EXCERPTED DATA:
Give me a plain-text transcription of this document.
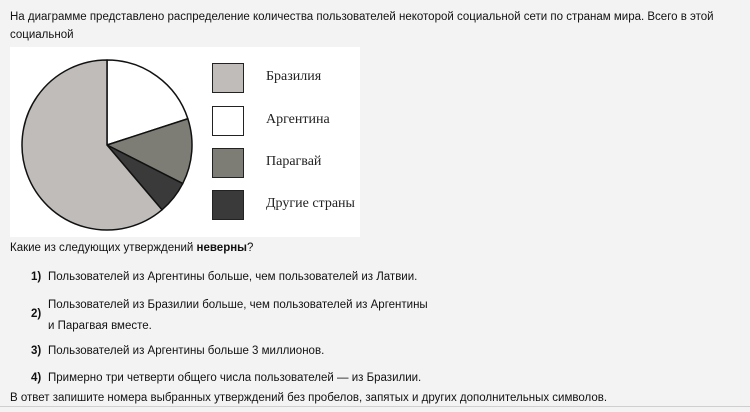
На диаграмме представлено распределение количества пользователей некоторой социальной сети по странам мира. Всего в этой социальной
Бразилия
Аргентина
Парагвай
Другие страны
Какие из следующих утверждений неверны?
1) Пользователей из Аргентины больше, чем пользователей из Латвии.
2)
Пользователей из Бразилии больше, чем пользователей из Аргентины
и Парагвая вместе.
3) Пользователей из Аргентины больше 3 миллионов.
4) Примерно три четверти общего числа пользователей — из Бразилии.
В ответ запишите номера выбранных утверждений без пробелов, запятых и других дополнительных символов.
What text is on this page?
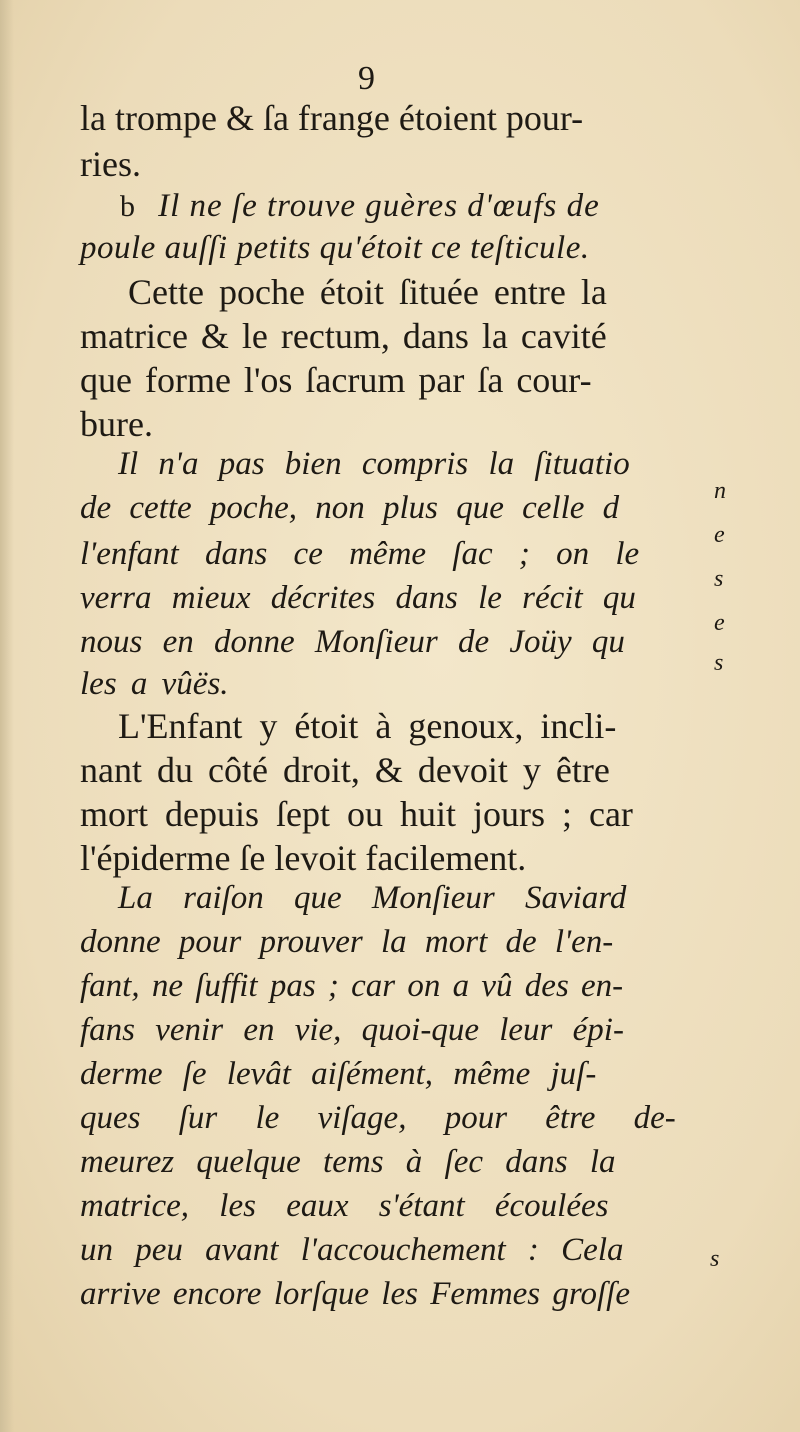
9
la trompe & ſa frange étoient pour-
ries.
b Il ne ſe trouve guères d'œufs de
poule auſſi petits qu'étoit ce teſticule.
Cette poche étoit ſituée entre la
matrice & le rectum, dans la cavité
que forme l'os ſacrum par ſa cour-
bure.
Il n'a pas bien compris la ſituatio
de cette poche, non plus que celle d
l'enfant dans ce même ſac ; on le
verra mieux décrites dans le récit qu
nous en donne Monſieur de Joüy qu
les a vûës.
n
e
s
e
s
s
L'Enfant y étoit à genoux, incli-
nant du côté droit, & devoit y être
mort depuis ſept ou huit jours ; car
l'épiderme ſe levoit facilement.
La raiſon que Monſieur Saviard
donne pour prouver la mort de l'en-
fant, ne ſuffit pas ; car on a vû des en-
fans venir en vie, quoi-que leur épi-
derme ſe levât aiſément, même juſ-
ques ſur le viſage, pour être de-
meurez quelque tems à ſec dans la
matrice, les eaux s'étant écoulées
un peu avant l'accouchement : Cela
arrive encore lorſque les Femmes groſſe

TASK BRIEF:
Within the listing above, copy each line that has the string "Бразилии".

RESULT:
Пользователей из Бразилии больше, чем пользователей из Аргентины
4) Примерно три четверти общего числа пользователей — из Бразилии.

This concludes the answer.